PAGE EXCERPT.
Still touring the globe and releasing new music, Scottish superstars Simple Minds will be performing at Audley End on Thursday August 11. Singer Jim Kerr looks back with Adrian Peel on 40-plus years with the mega-selling band...

With massive worldwide hits, million-selling albums and high-profile appearances at some of the biggest live events of the day, watched by billions around the planet, it's difficult to underestimate just how big Simple Minds were in the 1980s and early 90s.

Happily, the Scottish collective - still led by founding members singer Jim Kerr and guitarist Charlie Burchill - are not only still going strong but continue, despite a dip in popularity in the early 2000s, to fill out arenas.

Simple Minds live in Hamburg. Picture: Thorsten Samesch (58305151)
Simple Minds live in Hamburg. Picture: Thorsten Samesch (58305151)

"We've been scratching our heads on that [why they're still so popular] recently," reveals Jim, speaking from his hotel room in Santander, Spain, where the band were due to perform that night as part of their European tour.

"We certainly don't take anything for granted, and it's not always been on the up. If you do something for 40, 45 years there's going to be swings and roundabouts, and also being the band of one generation - we probably were one of the bands of our generation - more's the chance you're going to get it in the neck from the next generation because every generation wants its own heroes and wants its own styles.

"Could I see this current situation, 20 years ago could I see that the band would be filling arenas and still making music and even daring to feel contemporary, as opposed to just a heritage act? No, I wouldn't have thought that would have been possible, but lo and behold... and we have to enjoy it.

Simple Minds live in Hamburg. Picture: Thorsten Samesch (58305153)
Simple Minds live in Hamburg. Picture: Thorsten Samesch (58305153)

"There's a lot of things involved. We work with a great team, we work bloody hard - that's one thing. And also there is quality in what we do - we believe there's quality - and if you have real quality you can take the blows, you can fall out of popularity, you can go out of fashion, you can do all that stuff but there'll always be some kind of fanbase.

"And you can work with that and you can keep it going and you can get a living and satisfaction, and then if you're really lucky, somehow things come round the circle again and people look at you through a different lens, or you're valued in a different way.

"You see it all the time - you see it in fashion, you see it in architecture, but there has to be inherent quality and you have to work bloody hard, you have to get out and go to people. They're not going to come to you."

PROMPT A.
Reproduce the passage of the Simple Minds interview starting with "Happily, the Scottish" and going on through "fill out arenas.", word for word.
PROMPT B.
According to the Simple Minds interview, where was Jim Kerr speaking from?

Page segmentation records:
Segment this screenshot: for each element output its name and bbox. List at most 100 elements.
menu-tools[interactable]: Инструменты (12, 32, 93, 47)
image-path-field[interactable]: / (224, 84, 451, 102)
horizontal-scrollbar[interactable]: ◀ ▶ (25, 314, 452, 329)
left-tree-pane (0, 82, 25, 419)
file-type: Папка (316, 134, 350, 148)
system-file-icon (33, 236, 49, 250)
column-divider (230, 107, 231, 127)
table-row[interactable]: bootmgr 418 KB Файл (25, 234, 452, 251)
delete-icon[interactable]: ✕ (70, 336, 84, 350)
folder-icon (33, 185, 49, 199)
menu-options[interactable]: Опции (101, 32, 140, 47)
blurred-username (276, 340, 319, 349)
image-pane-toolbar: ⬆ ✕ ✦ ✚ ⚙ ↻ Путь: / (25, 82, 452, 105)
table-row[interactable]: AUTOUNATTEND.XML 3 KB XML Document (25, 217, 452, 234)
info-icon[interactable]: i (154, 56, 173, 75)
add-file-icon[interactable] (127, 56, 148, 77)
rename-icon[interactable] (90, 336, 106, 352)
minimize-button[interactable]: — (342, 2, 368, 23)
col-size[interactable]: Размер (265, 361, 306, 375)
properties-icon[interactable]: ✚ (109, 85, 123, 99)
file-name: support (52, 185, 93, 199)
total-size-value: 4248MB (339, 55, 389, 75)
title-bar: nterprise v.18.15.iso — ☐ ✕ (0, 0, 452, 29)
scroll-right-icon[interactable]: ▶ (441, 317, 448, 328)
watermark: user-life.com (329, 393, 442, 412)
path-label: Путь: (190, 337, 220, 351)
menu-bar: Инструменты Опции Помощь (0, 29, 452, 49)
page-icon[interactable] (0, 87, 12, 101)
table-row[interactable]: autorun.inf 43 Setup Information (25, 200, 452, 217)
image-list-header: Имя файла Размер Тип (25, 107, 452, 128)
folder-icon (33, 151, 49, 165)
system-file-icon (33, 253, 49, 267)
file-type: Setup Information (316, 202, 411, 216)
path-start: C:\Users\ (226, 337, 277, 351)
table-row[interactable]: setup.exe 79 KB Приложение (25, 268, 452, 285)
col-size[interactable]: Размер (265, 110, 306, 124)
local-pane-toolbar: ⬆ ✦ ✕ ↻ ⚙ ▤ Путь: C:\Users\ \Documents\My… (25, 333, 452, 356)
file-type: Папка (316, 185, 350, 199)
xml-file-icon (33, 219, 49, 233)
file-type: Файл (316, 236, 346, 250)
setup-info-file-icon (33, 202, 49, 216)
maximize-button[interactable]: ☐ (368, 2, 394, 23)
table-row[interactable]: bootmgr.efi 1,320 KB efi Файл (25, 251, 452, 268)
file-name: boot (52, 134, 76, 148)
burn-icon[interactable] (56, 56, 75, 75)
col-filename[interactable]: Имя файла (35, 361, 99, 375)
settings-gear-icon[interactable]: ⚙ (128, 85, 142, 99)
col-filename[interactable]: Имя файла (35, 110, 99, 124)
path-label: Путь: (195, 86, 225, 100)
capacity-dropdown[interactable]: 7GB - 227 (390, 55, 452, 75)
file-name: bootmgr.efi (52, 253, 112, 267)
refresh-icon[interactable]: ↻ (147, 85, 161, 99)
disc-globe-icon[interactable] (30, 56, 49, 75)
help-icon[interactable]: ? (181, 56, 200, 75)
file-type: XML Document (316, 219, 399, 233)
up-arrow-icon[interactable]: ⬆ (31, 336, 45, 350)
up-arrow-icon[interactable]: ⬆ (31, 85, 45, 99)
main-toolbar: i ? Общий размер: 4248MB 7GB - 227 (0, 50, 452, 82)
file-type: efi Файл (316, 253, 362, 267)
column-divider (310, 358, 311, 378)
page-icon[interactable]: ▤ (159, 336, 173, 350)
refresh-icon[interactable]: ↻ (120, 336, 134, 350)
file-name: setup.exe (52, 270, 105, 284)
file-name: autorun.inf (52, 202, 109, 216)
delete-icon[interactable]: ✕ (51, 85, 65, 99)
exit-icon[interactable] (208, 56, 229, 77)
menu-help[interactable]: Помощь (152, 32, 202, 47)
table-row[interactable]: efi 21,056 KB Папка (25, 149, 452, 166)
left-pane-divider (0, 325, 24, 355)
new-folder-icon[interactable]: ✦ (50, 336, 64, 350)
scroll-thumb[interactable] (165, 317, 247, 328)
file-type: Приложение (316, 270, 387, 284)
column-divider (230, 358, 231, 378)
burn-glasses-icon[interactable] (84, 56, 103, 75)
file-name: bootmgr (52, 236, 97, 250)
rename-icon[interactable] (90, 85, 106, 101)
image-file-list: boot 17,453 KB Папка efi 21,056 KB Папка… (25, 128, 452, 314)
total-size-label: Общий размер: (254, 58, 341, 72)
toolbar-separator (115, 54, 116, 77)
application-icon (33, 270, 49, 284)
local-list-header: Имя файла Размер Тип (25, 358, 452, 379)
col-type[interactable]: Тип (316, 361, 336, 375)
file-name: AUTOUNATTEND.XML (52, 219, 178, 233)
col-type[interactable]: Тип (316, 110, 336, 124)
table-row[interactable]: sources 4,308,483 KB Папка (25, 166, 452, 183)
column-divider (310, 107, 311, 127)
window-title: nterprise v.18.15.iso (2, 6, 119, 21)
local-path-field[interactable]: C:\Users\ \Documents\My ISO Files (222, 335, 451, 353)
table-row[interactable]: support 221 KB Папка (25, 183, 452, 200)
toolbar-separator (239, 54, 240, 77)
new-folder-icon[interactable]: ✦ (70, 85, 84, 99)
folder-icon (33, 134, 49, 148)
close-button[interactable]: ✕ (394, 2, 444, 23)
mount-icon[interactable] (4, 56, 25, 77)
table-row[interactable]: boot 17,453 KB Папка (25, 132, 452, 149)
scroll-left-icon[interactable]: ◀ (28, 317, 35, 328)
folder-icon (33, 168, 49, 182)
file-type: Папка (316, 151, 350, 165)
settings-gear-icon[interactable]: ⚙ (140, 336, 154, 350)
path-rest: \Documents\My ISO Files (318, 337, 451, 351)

EXERCISE RESULT A.
Happily, the Scottish collective - still led by founding members singer Jim Kerr and guitarist Charlie Burchill - are not only still going strong but continue, despite a dip in popularity in the early 2000s, to fill out arenas.

EXERCISE RESULT B.
His hotel room in Santander, Spain.